**Stated problem**
Look through the data below. Show each line where the string "this" occurs.
--- START OF Entries shown ---
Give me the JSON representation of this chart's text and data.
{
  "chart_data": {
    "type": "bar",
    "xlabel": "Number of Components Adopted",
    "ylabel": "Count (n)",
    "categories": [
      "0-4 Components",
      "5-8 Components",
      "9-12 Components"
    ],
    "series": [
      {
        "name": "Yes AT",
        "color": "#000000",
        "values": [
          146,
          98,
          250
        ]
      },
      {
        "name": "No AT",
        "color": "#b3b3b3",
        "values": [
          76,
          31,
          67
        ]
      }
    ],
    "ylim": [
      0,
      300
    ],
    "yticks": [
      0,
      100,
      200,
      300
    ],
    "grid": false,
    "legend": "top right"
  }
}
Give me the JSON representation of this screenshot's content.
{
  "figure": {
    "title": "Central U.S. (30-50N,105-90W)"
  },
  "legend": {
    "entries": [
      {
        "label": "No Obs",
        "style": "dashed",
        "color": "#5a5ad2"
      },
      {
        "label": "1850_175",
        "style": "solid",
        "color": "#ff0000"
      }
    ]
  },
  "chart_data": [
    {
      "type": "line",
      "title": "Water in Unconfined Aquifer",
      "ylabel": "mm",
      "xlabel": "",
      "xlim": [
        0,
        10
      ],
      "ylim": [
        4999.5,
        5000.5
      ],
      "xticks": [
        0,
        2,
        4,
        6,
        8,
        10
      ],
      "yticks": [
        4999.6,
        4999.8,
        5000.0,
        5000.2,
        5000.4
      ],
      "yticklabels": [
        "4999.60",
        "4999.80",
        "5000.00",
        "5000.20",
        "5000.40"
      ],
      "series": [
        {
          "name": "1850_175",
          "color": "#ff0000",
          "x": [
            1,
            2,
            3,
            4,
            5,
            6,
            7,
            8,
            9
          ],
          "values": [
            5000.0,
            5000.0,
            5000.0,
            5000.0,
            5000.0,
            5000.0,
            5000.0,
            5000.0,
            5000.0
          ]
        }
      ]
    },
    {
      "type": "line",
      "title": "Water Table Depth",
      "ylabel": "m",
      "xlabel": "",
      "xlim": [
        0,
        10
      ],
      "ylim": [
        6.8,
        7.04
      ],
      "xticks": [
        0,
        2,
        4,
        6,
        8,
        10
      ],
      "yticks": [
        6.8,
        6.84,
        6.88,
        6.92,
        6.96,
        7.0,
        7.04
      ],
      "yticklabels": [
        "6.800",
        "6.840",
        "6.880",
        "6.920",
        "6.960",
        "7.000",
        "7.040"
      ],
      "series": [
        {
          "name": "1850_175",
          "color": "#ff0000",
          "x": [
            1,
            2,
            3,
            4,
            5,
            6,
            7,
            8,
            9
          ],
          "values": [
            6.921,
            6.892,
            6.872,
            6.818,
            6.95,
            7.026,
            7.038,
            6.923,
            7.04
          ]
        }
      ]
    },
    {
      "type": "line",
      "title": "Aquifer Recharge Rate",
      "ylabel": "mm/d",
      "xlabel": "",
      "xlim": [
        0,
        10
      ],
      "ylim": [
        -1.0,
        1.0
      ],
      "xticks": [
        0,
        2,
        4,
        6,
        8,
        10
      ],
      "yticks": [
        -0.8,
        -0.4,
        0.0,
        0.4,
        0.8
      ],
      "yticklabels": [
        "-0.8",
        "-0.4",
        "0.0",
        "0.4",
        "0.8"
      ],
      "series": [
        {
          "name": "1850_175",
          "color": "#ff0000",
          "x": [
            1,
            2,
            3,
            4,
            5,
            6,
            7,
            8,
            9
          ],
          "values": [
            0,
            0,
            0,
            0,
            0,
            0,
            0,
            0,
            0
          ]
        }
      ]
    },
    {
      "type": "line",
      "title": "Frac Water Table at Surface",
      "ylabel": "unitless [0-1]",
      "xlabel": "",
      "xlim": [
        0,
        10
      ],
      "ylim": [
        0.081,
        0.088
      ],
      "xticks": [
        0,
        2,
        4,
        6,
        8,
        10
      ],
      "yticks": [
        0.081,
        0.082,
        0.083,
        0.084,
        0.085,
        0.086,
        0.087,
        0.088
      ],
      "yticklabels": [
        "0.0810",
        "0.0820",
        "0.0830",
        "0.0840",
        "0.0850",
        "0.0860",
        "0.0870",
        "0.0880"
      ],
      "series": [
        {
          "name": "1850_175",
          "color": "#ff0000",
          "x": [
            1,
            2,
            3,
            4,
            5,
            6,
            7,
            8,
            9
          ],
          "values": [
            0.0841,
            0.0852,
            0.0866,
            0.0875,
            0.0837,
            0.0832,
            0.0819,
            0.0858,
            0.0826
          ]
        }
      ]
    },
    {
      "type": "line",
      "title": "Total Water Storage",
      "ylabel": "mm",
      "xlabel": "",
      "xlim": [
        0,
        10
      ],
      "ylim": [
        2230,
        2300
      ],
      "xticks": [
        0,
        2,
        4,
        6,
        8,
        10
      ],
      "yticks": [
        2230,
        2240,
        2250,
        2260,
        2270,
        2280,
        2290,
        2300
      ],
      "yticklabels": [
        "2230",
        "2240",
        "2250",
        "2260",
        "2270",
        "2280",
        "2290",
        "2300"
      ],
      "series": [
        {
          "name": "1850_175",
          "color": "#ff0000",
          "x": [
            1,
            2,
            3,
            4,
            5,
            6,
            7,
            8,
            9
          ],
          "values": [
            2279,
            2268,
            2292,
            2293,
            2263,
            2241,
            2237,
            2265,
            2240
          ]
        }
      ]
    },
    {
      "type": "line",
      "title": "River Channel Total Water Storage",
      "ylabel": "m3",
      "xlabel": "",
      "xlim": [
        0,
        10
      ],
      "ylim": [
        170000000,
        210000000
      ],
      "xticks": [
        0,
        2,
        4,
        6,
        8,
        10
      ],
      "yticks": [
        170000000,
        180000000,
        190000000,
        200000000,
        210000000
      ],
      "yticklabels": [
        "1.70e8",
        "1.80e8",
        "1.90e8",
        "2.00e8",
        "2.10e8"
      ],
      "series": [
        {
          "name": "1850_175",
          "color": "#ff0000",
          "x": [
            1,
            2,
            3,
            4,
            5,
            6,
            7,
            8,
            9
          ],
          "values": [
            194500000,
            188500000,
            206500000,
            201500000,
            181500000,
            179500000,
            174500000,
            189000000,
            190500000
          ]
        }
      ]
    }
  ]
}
--- END OF Entries shown ---
**Exercise answer**
Give me the JSON representation of this chart's text and data.
Give me the JSON representation of this screenshot's content.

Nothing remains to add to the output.